(Given instruction) Copy each line in which the string "production" occurs.

╭─ Records for the exercise

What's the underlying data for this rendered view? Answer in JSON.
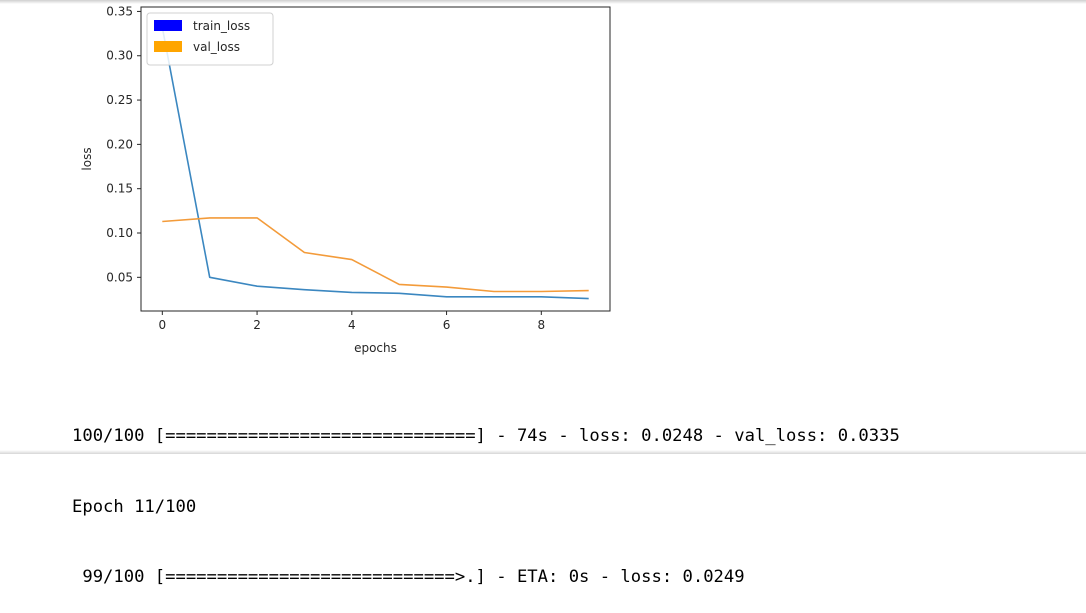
{
  "chart_data": {
    "type": "line",
    "title": "",
    "xlabel": "epochs",
    "ylabel": "loss",
    "xlim": [
      -0.45,
      9.45
    ],
    "ylim": [
      0.012,
      0.355
    ],
    "x_ticks": [
      0,
      2,
      4,
      6,
      8
    ],
    "y_ticks": [
      0.05,
      0.1,
      0.15,
      0.2,
      0.25,
      0.3,
      0.35
    ],
    "grid": false,
    "legend_position": "top-left",
    "x": [
      0,
      1,
      2,
      3,
      4,
      5,
      6,
      7,
      8,
      9
    ],
    "series": [
      {
        "name": "train_loss",
        "line_color": "#3b87c0",
        "legend_color": "#0000ff",
        "values": [
          0.332,
          0.05,
          0.04,
          0.036,
          0.033,
          0.032,
          0.028,
          0.028,
          0.028,
          0.026
        ]
      },
      {
        "name": "val_loss",
        "line_color": "#f39b3a",
        "legend_color": "#ffa500",
        "values": [
          0.113,
          0.117,
          0.117,
          0.078,
          0.07,
          0.042,
          0.039,
          0.034,
          0.034,
          0.035
        ]
      }
    ]
  },
  "console": {
    "lines": [
      "100/100 [==============================] - 74s - loss: 0.0248 - val_loss: 0.0335",
      "Epoch 11/100",
      " 99/100 [============================>.] - ETA: 0s - loss: 0.0249"
    ]
  }
}
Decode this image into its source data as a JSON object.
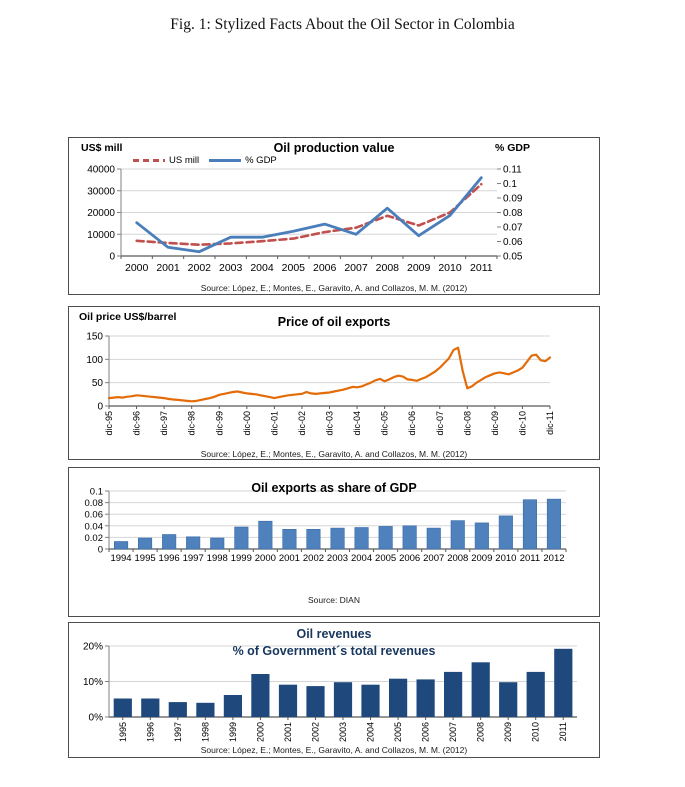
{
  "figure": {
    "title": "Fig. 1: Stylized Facts About the Oil Sector in Colombia"
  },
  "chart_data": [
    {
      "id": "oil-production-value",
      "type": "line",
      "title": "Oil production value",
      "left_axis_title": "US$ mill",
      "right_axis_title": "% GDP",
      "source": "Source: López, E.; Montes, E., Garavito, A. and Collazos, M. M. (2012)",
      "categories": [
        "2000",
        "2001",
        "2002",
        "2003",
        "2004",
        "2005",
        "2006",
        "2007",
        "2008",
        "2009",
        "2010",
        "2011"
      ],
      "series": [
        {
          "name": "US mill",
          "axis": "left",
          "style": "dashed",
          "color": "#C0504D",
          "values": [
            7000,
            6000,
            5200,
            5800,
            6800,
            8000,
            11000,
            13000,
            18500,
            14000,
            20000,
            33000
          ]
        },
        {
          "name": "% GDP",
          "axis": "right",
          "style": "solid",
          "color": "#4A7EBB",
          "values": [
            0.073,
            0.056,
            0.053,
            0.063,
            0.063,
            0.067,
            0.072,
            0.065,
            0.083,
            0.064,
            0.078,
            0.104
          ]
        }
      ],
      "left_axis": {
        "lim": [
          0,
          40000
        ],
        "ticks": [
          0,
          10000,
          20000,
          30000,
          40000
        ],
        "labels": [
          "0",
          "10000",
          "20000",
          "30000",
          "40000"
        ]
      },
      "right_axis": {
        "lim": [
          0.05,
          0.11
        ],
        "ticks": [
          0.05,
          0.06,
          0.07,
          0.08,
          0.09,
          0.1,
          0.11
        ],
        "labels": [
          "0.05",
          "0.06",
          "0.07",
          "0.08",
          "0.09",
          "0.1",
          "0.11"
        ]
      },
      "legend_position": "top-left-inside",
      "grid": true
    },
    {
      "id": "price-of-oil-exports",
      "type": "line",
      "title": "Price of oil exports",
      "left_axis_title": "Oil price US$/barrel",
      "source": "Source: López, E.; Montes, E., Garavito, A. and Collazos, M. M. (2012)",
      "x_tick_labels": [
        "dic-95",
        "dic-96",
        "dic-97",
        "dic-98",
        "dic-99",
        "dic-00",
        "dic-01",
        "dic-02",
        "dic-03",
        "dic-04",
        "dic-05",
        "dic-06",
        "dic-07",
        "dic-08",
        "dic-09",
        "dic-10",
        "dic-11"
      ],
      "series": [
        {
          "name": "Oil price US$/barrel",
          "axis": "left",
          "style": "solid",
          "color": "#E36C09",
          "values": [
            17,
            18,
            19,
            18,
            20,
            21,
            23,
            22,
            21,
            20,
            19,
            18,
            17,
            15,
            14,
            13,
            12,
            11,
            10,
            11,
            13,
            15,
            17,
            20,
            24,
            26,
            28,
            30,
            31,
            29,
            27,
            26,
            25,
            23,
            21,
            19,
            17,
            19,
            21,
            23,
            24,
            25,
            26,
            30,
            27,
            26,
            27,
            28,
            29,
            31,
            33,
            35,
            38,
            41,
            40,
            42,
            46,
            50,
            55,
            58,
            53,
            57,
            62,
            65,
            63,
            57,
            56,
            54,
            58,
            62,
            68,
            74,
            82,
            92,
            102,
            120,
            125,
            75,
            38,
            42,
            50,
            56,
            62,
            66,
            70,
            72,
            70,
            68,
            72,
            76,
            82,
            95,
            108,
            110,
            98,
            96,
            104
          ]
        }
      ],
      "left_axis": {
        "lim": [
          0,
          150
        ],
        "ticks": [
          0,
          50,
          100,
          150
        ],
        "labels": [
          "0",
          "50",
          "100",
          "150"
        ]
      },
      "grid": true
    },
    {
      "id": "oil-exports-share-of-gdp",
      "type": "bar",
      "title": "Oil exports as share of GDP",
      "source": "Source: DIAN",
      "color": "#4F81BD",
      "edge_color": "#3A6CA8",
      "categories": [
        "1994",
        "1995",
        "1996",
        "1997",
        "1998",
        "1999",
        "2000",
        "2001",
        "2002",
        "2003",
        "2004",
        "2005",
        "2006",
        "2007",
        "2008",
        "2009",
        "2010",
        "2011",
        "2012"
      ],
      "values": [
        0.013,
        0.019,
        0.025,
        0.021,
        0.019,
        0.038,
        0.048,
        0.034,
        0.034,
        0.036,
        0.037,
        0.039,
        0.04,
        0.036,
        0.049,
        0.045,
        0.057,
        0.085,
        0.086
      ],
      "left_axis": {
        "lim": [
          0,
          0.1
        ],
        "ticks": [
          0,
          0.02,
          0.04,
          0.06,
          0.08,
          0.1
        ],
        "labels": [
          "0",
          "0.02",
          "0.04",
          "0.06",
          "0.08",
          "0.1"
        ]
      },
      "grid": true
    },
    {
      "id": "oil-revenues",
      "type": "bar",
      "title": "Oil revenues",
      "subtitle": "% of Government´s total revenues",
      "title_color": "#17375E",
      "source": "Source: López, E.; Montes, E., Garavito, A. and Collazos, M. M. (2012)",
      "color": "#1F497D",
      "categories": [
        "1995",
        "1996",
        "1997",
        "1998",
        "1999",
        "2000",
        "2001",
        "2002",
        "2003",
        "2004",
        "2005",
        "2006",
        "2007",
        "2008",
        "2009",
        "2010",
        "2011"
      ],
      "values": [
        5.2,
        5.2,
        4.2,
        4.0,
        6.2,
        12.1,
        9.1,
        8.7,
        9.8,
        9.1,
        10.8,
        10.6,
        12.7,
        15.4,
        9.8,
        12.7,
        19.2
      ],
      "values_unit": "%",
      "left_axis": {
        "lim": [
          0,
          20
        ],
        "ticks": [
          0,
          10,
          20
        ],
        "labels": [
          "0%",
          "10%",
          "20%"
        ]
      },
      "grid": true
    }
  ]
}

╰─

(Response to the task)
      "id": "oil-production-value",
      "title": "Oil production value",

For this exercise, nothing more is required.